#### Request
Filter the records below down to lines containing "field".

#### Part of a data file
..........
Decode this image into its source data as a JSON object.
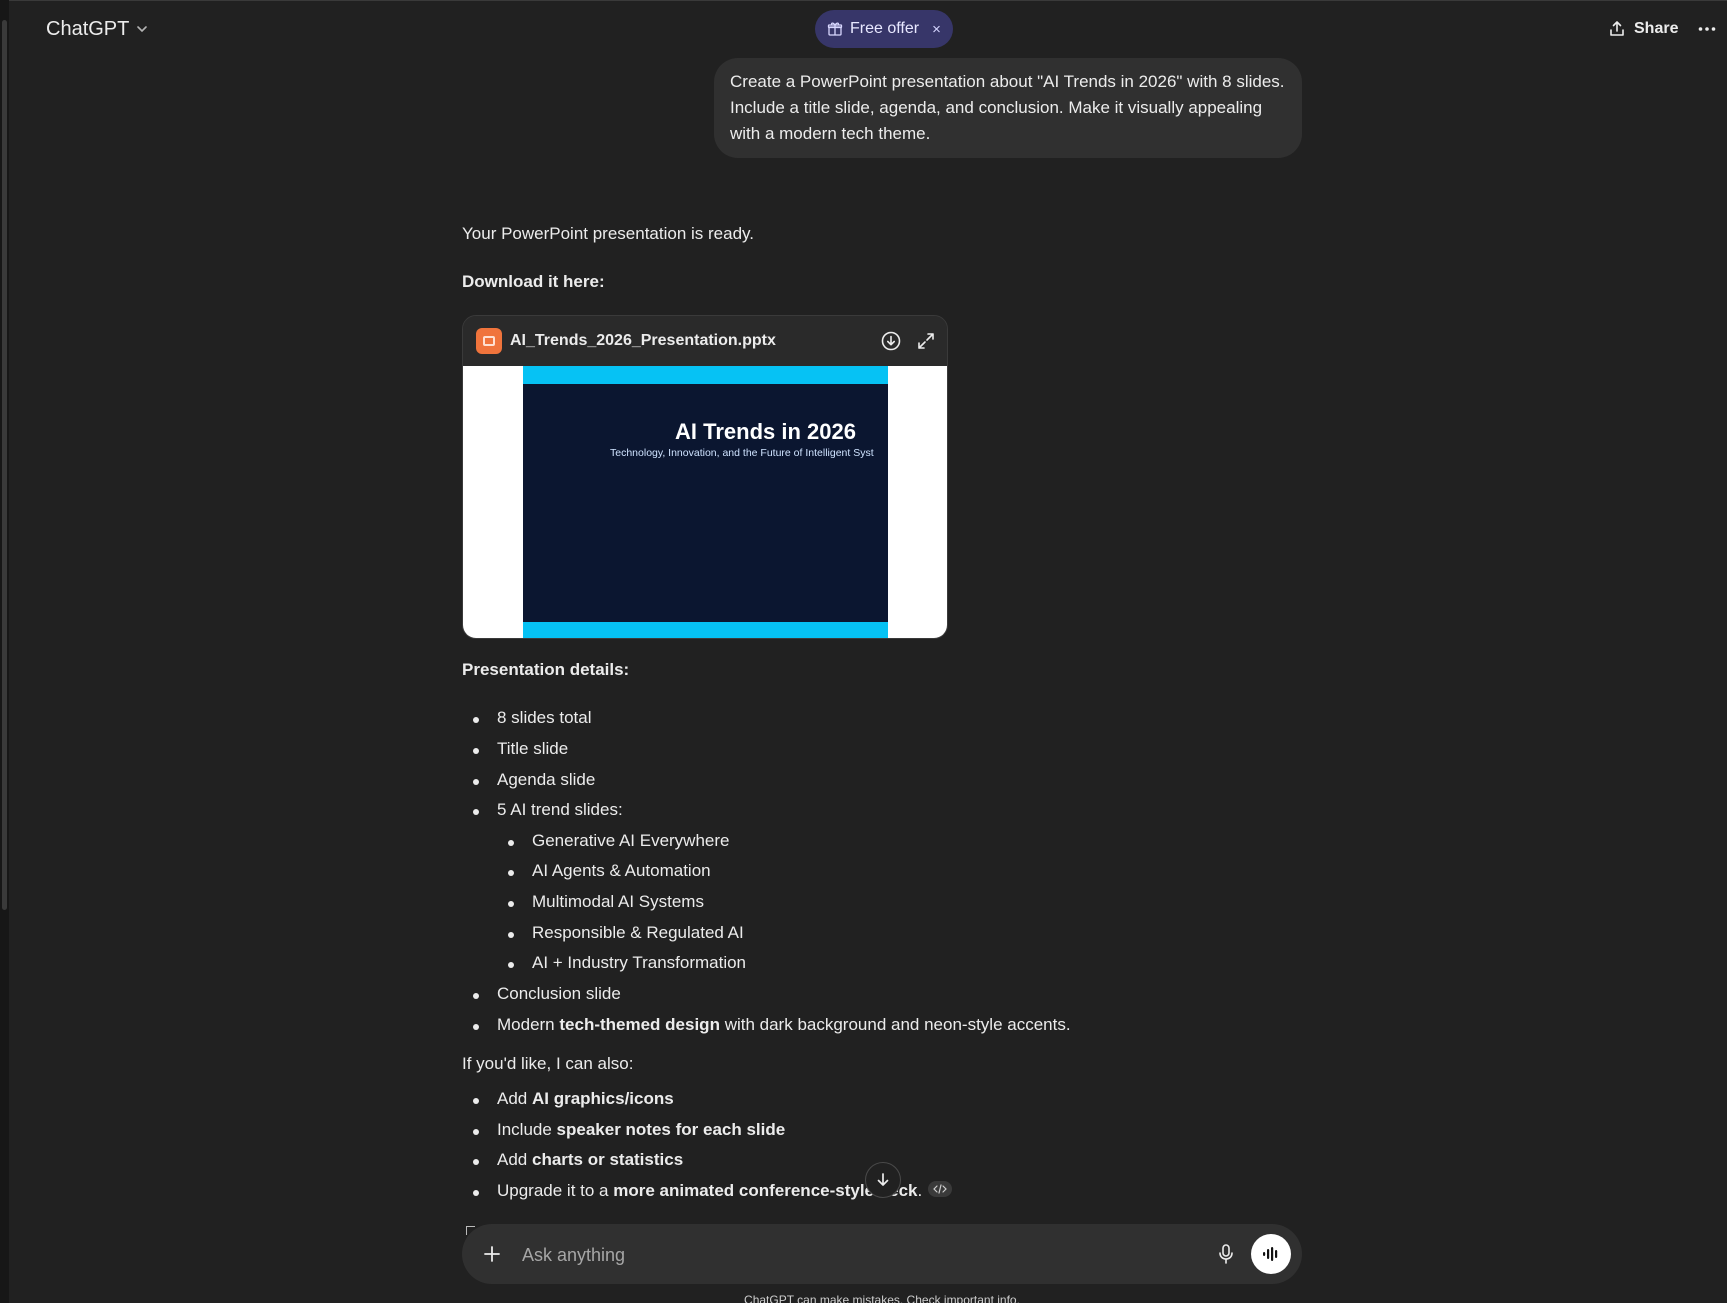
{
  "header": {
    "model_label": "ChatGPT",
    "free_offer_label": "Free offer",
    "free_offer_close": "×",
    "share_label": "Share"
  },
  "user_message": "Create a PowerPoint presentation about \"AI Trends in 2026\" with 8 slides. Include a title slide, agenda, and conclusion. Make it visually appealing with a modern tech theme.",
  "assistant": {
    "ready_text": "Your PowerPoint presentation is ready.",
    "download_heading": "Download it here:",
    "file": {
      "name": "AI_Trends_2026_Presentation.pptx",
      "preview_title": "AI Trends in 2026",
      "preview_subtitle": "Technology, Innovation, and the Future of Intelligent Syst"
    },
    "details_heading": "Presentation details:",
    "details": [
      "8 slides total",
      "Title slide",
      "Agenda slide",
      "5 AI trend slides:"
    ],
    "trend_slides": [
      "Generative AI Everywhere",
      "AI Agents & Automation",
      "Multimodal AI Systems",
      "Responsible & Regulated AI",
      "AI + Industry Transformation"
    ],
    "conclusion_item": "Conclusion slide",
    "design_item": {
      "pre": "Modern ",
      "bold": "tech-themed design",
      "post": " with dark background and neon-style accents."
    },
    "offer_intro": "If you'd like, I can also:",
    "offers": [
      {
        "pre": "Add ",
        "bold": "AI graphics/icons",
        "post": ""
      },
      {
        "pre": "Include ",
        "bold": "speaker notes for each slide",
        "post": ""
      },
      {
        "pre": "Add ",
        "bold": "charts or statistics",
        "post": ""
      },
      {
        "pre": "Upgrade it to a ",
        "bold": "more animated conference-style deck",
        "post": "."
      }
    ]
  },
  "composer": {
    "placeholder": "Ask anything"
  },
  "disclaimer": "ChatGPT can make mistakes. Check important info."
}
..........
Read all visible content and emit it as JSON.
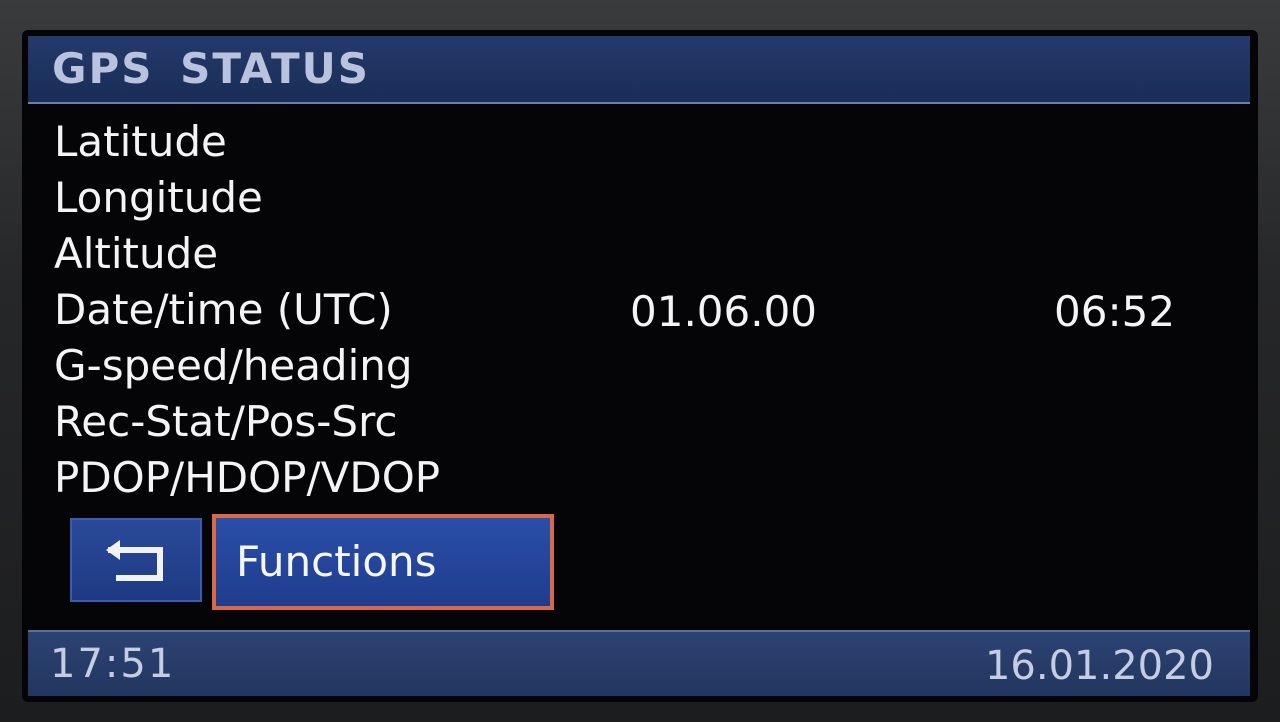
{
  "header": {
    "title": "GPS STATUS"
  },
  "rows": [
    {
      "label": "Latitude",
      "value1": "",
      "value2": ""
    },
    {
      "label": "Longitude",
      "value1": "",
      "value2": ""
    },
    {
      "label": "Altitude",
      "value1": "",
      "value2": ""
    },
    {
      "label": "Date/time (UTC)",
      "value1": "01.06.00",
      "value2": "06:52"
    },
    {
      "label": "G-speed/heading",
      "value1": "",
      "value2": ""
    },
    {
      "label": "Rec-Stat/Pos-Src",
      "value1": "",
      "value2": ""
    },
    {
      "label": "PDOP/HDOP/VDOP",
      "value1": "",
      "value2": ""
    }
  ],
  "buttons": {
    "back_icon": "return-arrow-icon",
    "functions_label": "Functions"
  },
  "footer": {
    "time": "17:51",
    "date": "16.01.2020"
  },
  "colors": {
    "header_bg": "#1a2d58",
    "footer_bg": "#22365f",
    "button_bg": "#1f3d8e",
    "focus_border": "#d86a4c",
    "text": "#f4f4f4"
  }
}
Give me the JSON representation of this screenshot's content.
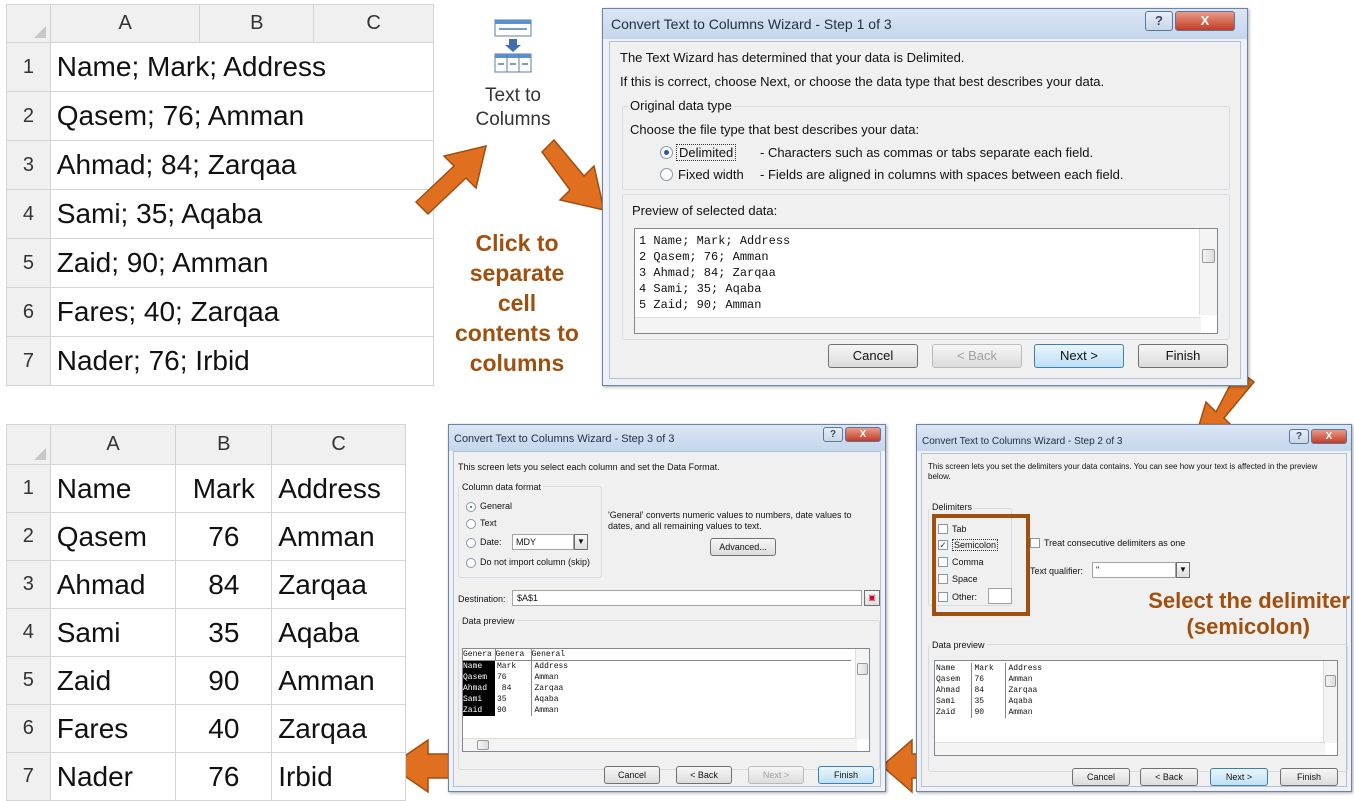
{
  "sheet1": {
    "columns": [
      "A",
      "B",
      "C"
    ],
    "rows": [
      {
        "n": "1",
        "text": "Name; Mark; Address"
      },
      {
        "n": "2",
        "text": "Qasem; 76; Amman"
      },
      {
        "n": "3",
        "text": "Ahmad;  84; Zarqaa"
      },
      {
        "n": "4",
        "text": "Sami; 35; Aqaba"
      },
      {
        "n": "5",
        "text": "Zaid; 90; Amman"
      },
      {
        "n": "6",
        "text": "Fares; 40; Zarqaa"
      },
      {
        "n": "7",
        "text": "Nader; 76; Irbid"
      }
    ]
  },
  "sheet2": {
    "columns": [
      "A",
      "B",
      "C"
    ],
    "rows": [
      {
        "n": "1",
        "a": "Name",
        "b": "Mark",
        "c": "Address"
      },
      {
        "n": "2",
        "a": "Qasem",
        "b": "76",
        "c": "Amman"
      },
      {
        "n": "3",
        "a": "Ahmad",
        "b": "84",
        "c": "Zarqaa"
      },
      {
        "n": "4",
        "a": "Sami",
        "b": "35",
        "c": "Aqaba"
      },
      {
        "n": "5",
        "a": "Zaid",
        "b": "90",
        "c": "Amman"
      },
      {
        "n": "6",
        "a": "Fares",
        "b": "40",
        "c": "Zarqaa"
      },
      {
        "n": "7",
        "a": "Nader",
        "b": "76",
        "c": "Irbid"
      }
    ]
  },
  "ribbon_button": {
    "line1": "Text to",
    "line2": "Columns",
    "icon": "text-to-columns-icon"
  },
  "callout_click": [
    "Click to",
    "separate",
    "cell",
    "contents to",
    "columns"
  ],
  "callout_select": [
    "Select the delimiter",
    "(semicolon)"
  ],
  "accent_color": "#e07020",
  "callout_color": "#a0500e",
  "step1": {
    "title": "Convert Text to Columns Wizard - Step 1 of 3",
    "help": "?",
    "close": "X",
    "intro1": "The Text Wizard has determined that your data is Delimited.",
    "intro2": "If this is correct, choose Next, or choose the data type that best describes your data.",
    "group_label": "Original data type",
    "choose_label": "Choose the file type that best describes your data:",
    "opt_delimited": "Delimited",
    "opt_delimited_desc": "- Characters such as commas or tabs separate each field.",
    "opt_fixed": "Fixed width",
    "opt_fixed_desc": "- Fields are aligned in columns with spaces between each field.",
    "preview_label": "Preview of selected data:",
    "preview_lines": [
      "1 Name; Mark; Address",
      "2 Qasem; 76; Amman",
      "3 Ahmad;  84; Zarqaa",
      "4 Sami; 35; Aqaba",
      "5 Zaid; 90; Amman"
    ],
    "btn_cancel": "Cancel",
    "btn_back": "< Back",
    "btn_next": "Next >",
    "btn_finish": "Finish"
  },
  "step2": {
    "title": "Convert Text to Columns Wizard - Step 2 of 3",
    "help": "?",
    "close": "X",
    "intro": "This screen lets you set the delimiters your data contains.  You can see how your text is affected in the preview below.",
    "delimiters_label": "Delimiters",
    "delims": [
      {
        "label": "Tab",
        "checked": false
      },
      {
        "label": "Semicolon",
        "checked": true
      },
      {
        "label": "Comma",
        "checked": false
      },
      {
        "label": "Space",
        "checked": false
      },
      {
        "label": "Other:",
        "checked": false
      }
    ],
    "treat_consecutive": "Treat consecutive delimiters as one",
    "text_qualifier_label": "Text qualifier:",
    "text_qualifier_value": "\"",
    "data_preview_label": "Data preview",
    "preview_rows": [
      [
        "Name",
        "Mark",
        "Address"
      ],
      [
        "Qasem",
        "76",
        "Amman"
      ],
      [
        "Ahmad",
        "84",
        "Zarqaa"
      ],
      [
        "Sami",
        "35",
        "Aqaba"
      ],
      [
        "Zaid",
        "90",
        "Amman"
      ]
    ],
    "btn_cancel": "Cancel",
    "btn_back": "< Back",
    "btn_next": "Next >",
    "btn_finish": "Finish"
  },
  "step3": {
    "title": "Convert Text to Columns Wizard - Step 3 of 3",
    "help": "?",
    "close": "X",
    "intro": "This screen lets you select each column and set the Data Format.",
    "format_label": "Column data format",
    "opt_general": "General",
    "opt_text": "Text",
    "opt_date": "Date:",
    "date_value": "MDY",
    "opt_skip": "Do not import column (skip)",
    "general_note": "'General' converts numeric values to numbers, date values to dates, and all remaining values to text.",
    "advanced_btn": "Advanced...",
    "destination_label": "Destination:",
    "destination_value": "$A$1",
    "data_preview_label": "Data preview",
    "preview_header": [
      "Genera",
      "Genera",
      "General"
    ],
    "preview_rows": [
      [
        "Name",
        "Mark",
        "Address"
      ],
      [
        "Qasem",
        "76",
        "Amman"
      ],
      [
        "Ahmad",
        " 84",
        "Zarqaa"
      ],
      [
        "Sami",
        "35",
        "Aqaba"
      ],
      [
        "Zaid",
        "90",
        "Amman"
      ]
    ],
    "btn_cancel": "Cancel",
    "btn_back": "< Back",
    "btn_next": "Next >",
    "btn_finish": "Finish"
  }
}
..........
#### Solution to the problem
    "opt_delimited_desc": "- Characters such as commas or tabs separate each field.",
    "opt_fixed_desc": "- Fields are aligned in columns with spaces between each field.",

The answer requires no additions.